Stored data
* * *
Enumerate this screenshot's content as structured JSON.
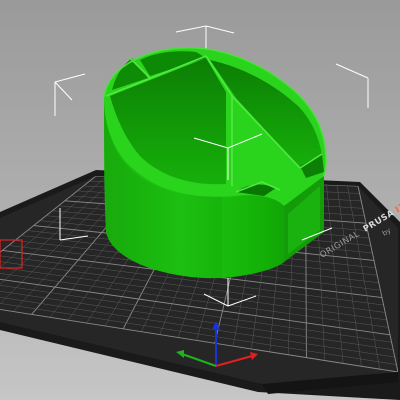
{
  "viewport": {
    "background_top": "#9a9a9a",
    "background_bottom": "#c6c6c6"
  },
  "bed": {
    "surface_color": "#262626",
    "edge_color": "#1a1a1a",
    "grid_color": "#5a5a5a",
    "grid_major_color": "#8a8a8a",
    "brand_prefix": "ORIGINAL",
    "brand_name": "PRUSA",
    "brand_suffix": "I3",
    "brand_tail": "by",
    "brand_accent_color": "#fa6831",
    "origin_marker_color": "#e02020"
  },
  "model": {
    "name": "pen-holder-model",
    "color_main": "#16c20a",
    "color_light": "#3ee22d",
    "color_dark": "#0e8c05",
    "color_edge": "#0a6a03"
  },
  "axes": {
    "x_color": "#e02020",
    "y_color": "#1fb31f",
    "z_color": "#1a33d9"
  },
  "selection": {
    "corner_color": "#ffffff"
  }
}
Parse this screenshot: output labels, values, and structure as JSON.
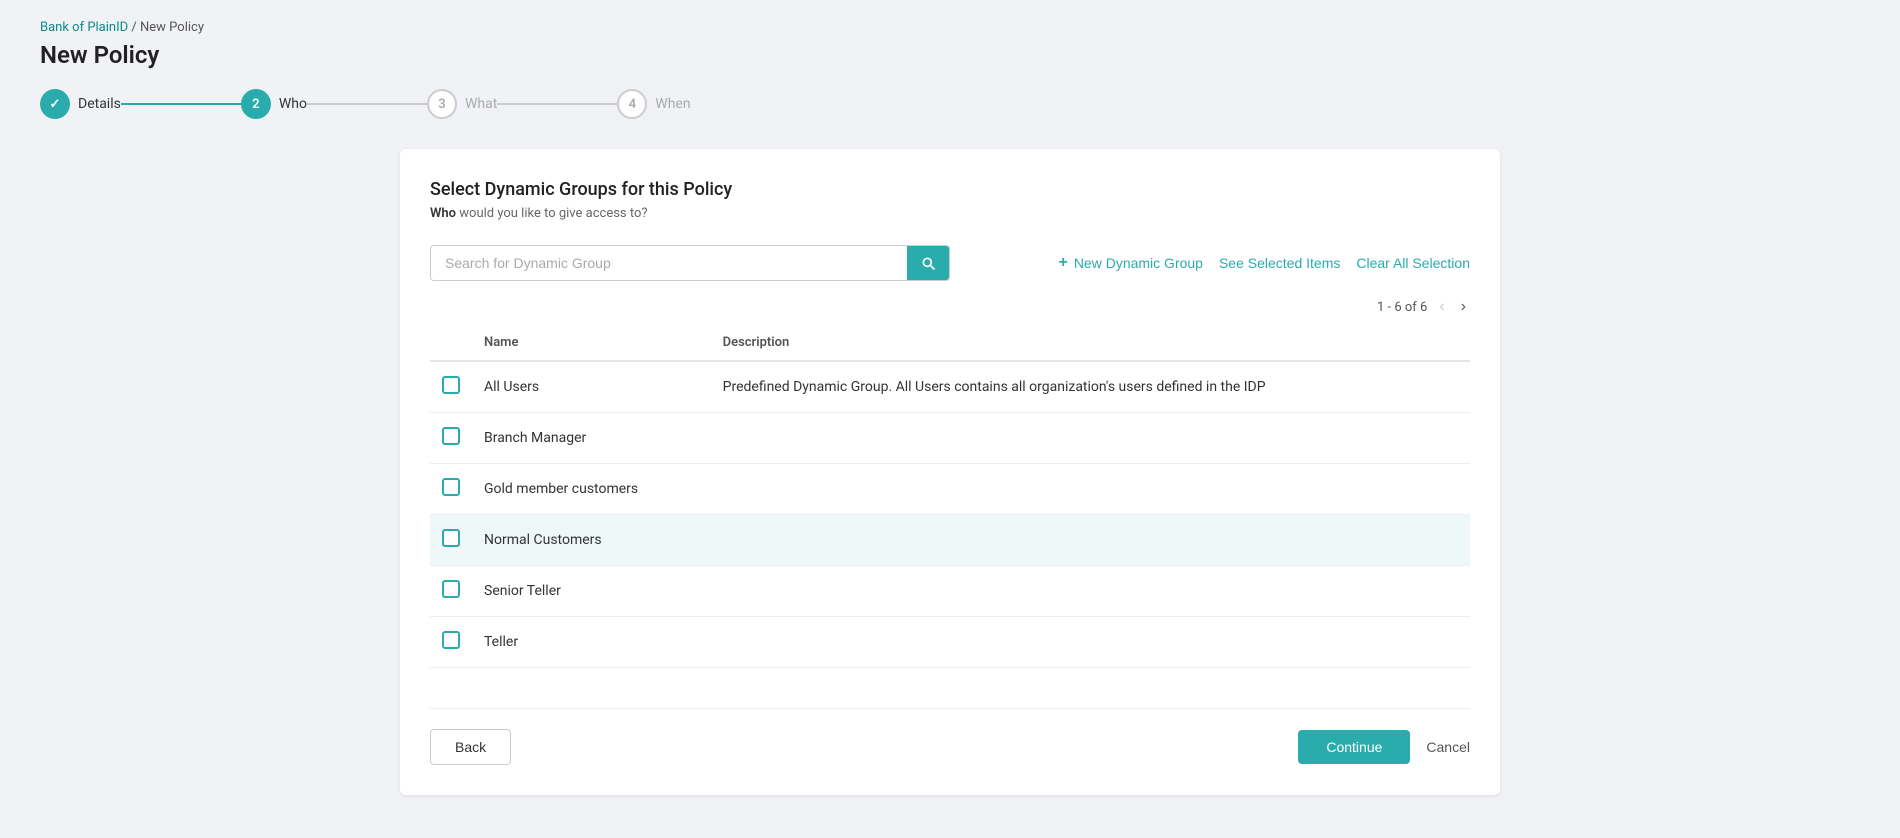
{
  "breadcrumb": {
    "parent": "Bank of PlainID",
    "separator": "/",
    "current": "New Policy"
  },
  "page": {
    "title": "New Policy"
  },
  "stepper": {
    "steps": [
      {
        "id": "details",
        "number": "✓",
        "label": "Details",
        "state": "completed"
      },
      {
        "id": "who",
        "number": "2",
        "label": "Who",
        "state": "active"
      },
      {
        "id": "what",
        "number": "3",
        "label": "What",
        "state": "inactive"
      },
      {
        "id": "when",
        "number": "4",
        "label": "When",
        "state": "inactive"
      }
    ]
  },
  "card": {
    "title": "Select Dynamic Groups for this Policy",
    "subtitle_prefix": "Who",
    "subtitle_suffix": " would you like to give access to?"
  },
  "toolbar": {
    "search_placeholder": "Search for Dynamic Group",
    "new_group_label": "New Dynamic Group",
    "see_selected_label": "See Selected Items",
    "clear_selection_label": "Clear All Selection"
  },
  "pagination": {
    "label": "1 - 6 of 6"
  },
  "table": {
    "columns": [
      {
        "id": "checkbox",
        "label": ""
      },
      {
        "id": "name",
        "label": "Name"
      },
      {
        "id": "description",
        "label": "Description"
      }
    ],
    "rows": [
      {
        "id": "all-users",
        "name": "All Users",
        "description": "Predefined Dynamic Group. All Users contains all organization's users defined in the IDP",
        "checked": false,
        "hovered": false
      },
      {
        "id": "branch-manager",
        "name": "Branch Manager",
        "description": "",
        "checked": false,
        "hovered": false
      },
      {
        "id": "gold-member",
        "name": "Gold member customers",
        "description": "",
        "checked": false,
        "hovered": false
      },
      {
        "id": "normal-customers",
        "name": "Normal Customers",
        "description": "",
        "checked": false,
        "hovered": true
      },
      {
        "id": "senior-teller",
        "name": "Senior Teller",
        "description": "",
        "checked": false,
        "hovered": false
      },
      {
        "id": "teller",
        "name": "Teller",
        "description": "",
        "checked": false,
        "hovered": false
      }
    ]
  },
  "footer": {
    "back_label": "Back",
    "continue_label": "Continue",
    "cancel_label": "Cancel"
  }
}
* * *
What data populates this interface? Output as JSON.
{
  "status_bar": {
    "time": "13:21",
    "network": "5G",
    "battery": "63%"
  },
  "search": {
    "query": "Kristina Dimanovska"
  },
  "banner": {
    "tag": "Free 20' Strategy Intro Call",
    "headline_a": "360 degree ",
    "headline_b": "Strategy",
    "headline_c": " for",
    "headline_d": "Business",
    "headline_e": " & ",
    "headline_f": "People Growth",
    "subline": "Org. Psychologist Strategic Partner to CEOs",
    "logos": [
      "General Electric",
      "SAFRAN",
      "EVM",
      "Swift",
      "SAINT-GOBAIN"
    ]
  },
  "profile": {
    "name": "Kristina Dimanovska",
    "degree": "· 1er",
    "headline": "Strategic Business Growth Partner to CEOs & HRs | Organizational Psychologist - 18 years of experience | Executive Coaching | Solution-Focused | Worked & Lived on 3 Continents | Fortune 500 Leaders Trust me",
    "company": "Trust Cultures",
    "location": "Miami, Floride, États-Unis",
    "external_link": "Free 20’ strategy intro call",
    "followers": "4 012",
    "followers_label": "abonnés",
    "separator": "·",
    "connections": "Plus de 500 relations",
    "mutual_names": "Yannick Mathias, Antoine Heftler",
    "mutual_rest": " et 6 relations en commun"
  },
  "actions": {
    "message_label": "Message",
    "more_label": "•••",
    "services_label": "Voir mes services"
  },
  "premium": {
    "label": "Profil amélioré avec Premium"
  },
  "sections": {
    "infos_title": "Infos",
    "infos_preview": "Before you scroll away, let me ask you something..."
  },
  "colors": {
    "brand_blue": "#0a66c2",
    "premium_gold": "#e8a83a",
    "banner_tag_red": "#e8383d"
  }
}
* * *
Read the entries and pick out all lines that include the word "this".

RIGHT ANSWER:
Enumerate this screenshot's content as structured JSON.
Parse this screenshot: output labels, values, and structure as JSON.
    "title": "Select Dynamic Groups for this Policy",
What data populates this interface? Output as JSON.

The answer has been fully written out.